SOURCE RECORDS start

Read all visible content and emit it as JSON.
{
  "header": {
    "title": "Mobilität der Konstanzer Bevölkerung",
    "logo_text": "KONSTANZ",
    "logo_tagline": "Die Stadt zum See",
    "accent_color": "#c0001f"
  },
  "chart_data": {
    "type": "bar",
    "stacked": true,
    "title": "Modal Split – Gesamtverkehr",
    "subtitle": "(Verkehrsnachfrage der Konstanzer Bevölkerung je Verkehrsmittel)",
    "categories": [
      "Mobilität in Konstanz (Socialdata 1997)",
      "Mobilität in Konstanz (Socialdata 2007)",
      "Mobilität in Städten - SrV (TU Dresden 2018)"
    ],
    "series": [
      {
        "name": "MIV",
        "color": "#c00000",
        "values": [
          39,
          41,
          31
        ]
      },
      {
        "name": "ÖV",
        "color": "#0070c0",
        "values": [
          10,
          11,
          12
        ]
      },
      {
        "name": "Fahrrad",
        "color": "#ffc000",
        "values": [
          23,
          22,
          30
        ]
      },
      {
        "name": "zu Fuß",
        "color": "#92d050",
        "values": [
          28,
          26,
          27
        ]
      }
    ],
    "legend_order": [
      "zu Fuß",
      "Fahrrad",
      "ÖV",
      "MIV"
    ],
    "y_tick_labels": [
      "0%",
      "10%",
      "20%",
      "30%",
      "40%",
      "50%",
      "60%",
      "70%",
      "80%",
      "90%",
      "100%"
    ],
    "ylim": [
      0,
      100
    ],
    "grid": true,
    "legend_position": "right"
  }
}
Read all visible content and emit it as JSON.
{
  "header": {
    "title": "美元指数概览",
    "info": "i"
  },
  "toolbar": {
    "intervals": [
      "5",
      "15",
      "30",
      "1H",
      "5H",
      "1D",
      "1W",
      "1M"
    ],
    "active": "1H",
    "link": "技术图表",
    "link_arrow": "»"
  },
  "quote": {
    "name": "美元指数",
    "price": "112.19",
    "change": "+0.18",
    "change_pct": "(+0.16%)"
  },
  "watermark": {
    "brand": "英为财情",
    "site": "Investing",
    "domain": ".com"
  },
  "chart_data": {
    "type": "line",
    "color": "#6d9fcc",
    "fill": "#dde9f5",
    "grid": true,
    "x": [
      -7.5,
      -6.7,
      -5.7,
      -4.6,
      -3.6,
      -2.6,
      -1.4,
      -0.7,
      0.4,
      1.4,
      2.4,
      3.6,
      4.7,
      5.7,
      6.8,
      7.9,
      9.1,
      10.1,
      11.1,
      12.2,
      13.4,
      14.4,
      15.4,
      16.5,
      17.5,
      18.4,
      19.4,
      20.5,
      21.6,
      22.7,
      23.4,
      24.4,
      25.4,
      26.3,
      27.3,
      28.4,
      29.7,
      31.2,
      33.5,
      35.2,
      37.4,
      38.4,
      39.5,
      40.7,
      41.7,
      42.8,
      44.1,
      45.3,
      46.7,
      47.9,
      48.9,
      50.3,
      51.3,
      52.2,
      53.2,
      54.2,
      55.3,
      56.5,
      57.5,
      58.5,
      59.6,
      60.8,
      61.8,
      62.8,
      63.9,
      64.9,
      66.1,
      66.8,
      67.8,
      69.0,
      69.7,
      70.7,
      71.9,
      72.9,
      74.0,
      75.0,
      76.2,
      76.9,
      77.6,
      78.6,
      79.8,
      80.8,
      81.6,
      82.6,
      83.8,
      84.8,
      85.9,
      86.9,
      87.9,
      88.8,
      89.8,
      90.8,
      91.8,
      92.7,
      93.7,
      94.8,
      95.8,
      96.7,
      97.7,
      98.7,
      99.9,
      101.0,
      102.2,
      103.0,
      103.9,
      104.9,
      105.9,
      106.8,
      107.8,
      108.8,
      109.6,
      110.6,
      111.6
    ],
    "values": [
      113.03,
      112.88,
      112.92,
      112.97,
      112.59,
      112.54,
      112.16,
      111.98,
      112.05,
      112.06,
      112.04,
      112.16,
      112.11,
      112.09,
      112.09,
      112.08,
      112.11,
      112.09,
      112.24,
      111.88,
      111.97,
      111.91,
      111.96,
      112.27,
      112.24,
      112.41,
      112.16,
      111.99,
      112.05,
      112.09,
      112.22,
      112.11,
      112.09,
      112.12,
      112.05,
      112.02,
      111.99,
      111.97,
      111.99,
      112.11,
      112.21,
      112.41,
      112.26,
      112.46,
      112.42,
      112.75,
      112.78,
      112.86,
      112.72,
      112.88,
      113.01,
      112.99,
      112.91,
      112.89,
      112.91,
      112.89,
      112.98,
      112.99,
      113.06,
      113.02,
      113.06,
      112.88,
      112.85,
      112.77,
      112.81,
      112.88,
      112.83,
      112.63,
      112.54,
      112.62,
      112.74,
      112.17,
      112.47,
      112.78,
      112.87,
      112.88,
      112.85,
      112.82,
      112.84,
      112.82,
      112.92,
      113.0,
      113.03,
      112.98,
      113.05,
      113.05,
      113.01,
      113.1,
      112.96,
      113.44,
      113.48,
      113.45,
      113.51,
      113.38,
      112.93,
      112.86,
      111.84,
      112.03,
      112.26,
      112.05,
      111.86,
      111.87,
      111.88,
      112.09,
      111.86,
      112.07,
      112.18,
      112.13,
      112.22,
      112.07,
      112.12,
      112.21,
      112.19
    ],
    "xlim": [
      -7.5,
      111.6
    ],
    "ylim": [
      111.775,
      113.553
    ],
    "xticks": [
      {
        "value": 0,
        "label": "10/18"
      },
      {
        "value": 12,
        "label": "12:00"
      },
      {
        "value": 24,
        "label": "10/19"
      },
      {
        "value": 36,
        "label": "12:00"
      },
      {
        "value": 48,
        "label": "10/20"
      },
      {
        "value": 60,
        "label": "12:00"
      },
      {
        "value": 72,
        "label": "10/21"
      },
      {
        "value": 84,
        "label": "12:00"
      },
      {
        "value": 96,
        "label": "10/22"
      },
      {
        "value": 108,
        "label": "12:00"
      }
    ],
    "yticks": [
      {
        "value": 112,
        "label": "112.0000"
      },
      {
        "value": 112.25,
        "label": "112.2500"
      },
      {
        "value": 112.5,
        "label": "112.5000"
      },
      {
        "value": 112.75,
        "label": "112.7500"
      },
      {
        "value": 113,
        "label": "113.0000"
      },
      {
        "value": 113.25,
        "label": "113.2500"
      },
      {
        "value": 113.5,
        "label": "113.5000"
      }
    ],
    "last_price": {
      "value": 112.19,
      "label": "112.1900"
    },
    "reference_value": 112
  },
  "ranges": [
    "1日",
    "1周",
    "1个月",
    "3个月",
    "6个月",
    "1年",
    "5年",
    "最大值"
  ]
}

SOURCE RECORDS end

** YOUR INSTRUCTIONS **
Every entry should be output exactly as written, please.

** EXERCISE SOLUTION **
Read all visible content and emit it as JSON.
{
  "header": {
    "title": "Mobilität der Konstanzer Bevölkerung",
    "logo_text": "KONSTANZ",
    "logo_tagline": "Die Stadt zum See",
    "accent_color": "#c0001f"
  },
  "chart_data": {
    "type": "bar",
    "stacked": true,
    "title": "Modal Split – Gesamtverkehr",
    "subtitle": "(Verkehrsnachfrage der Konstanzer Bevölkerung je Verkehrsmittel)",
    "categories": [
      "Mobilität in Konstanz (Socialdata 1997)",
      "Mobilität in Konstanz (Socialdata 2007)",
      "Mobilität in Städten - SrV (TU Dresden 2018)"
    ],
    "series": [
      {
        "name": "MIV",
        "color": "#c00000",
        "values": [
          39,
          41,
          31
        ]
      },
      {
        "name": "ÖV",
        "color": "#0070c0",
        "values": [
          10,
          11,
          12
        ]
      },
      {
        "name": "Fahrrad",
        "color": "#ffc000",
        "values": [
          23,
          22,
          30
        ]
      },
      {
        "name": "zu Fuß",
        "color": "#92d050",
        "values": [
          28,
          26,
          27
        ]
      }
    ],
    "legend_order": [
      "zu Fuß",
      "Fahrrad",
      "ÖV",
      "MIV"
    ],
    "y_tick_labels": [
      "0%",
      "10%",
      "20%",
      "30%",
      "40%",
      "50%",
      "60%",
      "70%",
      "80%",
      "90%",
      "100%"
    ],
    "ylim": [
      0,
      100
    ],
    "grid": true,
    "legend_position": "right"
  }
}
Read all visible content and emit it as JSON.
{
  "header": {
    "title": "美元指数概览",
    "info": "i"
  },
  "toolbar": {
    "intervals": [
      "5",
      "15",
      "30",
      "1H",
      "5H",
      "1D",
      "1W",
      "1M"
    ],
    "active": "1H",
    "link": "技术图表",
    "link_arrow": "»"
  },
  "quote": {
    "name": "美元指数",
    "price": "112.19",
    "change": "+0.18",
    "change_pct": "(+0.16%)"
  },
  "watermark": {
    "brand": "英为财情",
    "site": "Investing",
    "domain": ".com"
  },
  "chart_data": {
    "type": "line",
    "color": "#6d9fcc",
    "fill": "#dde9f5",
    "grid": true,
    "x": [
      -7.5,
      -6.7,
      -5.7,
      -4.6,
      -3.6,
      -2.6,
      -1.4,
      -0.7,
      0.4,
      1.4,
      2.4,
      3.6,
      4.7,
      5.7,
      6.8,
      7.9,
      9.1,
      10.1,
      11.1,
      12.2,
      13.4,
      14.4,
      15.4,
      16.5,
      17.5,
      18.4,
      19.4,
      20.5,
      21.6,
      22.7,
      23.4,
      24.4,
      25.4,
      26.3,
      27.3,
      28.4,
      29.7,
      31.2,
      33.5,
      35.2,
      37.4,
      38.4,
      39.5,
      40.7,
      41.7,
      42.8,
      44.1,
      45.3,
      46.7,
      47.9,
      48.9,
      50.3,
      51.3,
      52.2,
      53.2,
      54.2,
      55.3,
      56.5,
      57.5,
      58.5,
      59.6,
      60.8,
      61.8,
      62.8,
      63.9,
      64.9,
      66.1,
      66.8,
      67.8,
      69.0,
      69.7,
      70.7,
      71.9,
      72.9,
      74.0,
      75.0,
      76.2,
      76.9,
      77.6,
      78.6,
      79.8,
      80.8,
      81.6,
      82.6,
      83.8,
      84.8,
      85.9,
      86.9,
      87.9,
      88.8,
      89.8,
      90.8,
      91.8,
      92.7,
      93.7,
      94.8,
      95.8,
      96.7,
      97.7,
      98.7,
      99.9,
      101.0,
      102.2,
      103.0,
      103.9,
      104.9,
      105.9,
      106.8,
      107.8,
      108.8,
      109.6,
      110.6,
      111.6
    ],
    "values": [
      113.03,
      112.88,
      112.92,
      112.97,
      112.59,
      112.54,
      112.16,
      111.98,
      112.05,
      112.06,
      112.04,
      112.16,
      112.11,
      112.09,
      112.09,
      112.08,
      112.11,
      112.09,
      112.24,
      111.88,
      111.97,
      111.91,
      111.96,
      112.27,
      112.24,
      112.41,
      112.16,
      111.99,
      112.05,
      112.09,
      112.22,
      112.11,
      112.09,
      112.12,
      112.05,
      112.02,
      111.99,
      111.97,
      111.99,
      112.11,
      112.21,
      112.41,
      112.26,
      112.46,
      112.42,
      112.75,
      112.78,
      112.86,
      112.72,
      112.88,
      113.01,
      112.99,
      112.91,
      112.89,
      112.91,
      112.89,
      112.98,
      112.99,
      113.06,
      113.02,
      113.06,
      112.88,
      112.85,
      112.77,
      112.81,
      112.88,
      112.83,
      112.63,
      112.54,
      112.62,
      112.74,
      112.17,
      112.47,
      112.78,
      112.87,
      112.88,
      112.85,
      112.82,
      112.84,
      112.82,
      112.92,
      113.0,
      113.03,
      112.98,
      113.05,
      113.05,
      113.01,
      113.1,
      112.96,
      113.44,
      113.48,
      113.45,
      113.51,
      113.38,
      112.93,
      112.86,
      111.84,
      112.03,
      112.26,
      112.05,
      111.86,
      111.87,
      111.88,
      112.09,
      111.86,
      112.07,
      112.18,
      112.13,
      112.22,
      112.07,
      112.12,
      112.21,
      112.19
    ],
    "xlim": [
      -7.5,
      111.6
    ],
    "ylim": [
      111.775,
      113.553
    ],
    "xticks": [
      {
        "value": 0,
        "label": "10/18"
      },
      {
        "value": 12,
        "label": "12:00"
      },
      {
        "value": 24,
        "label": "10/19"
      },
      {
        "value": 36,
        "label": "12:00"
      },
      {
        "value": 48,
        "label": "10/20"
      },
      {
        "value": 60,
        "label": "12:00"
      },
      {
        "value": 72,
        "label": "10/21"
      },
      {
        "value": 84,
        "label": "12:00"
      },
      {
        "value": 96,
        "label": "10/22"
      },
      {
        "value": 108,
        "label": "12:00"
      }
    ],
    "yticks": [
      {
        "value": 112,
        "label": "112.0000"
      },
      {
        "value": 112.25,
        "label": "112.2500"
      },
      {
        "value": 112.5,
        "label": "112.5000"
      },
      {
        "value": 112.75,
        "label": "112.7500"
      },
      {
        "value": 113,
        "label": "113.0000"
      },
      {
        "value": 113.25,
        "label": "113.2500"
      },
      {
        "value": 113.5,
        "label": "113.5000"
      }
    ],
    "last_price": {
      "value": 112.19,
      "label": "112.1900"
    },
    "reference_value": 112
  },
  "ranges": [
    "1日",
    "1周",
    "1个月",
    "3个月",
    "6个月",
    "1年",
    "5年",
    "最大值"
  ]
}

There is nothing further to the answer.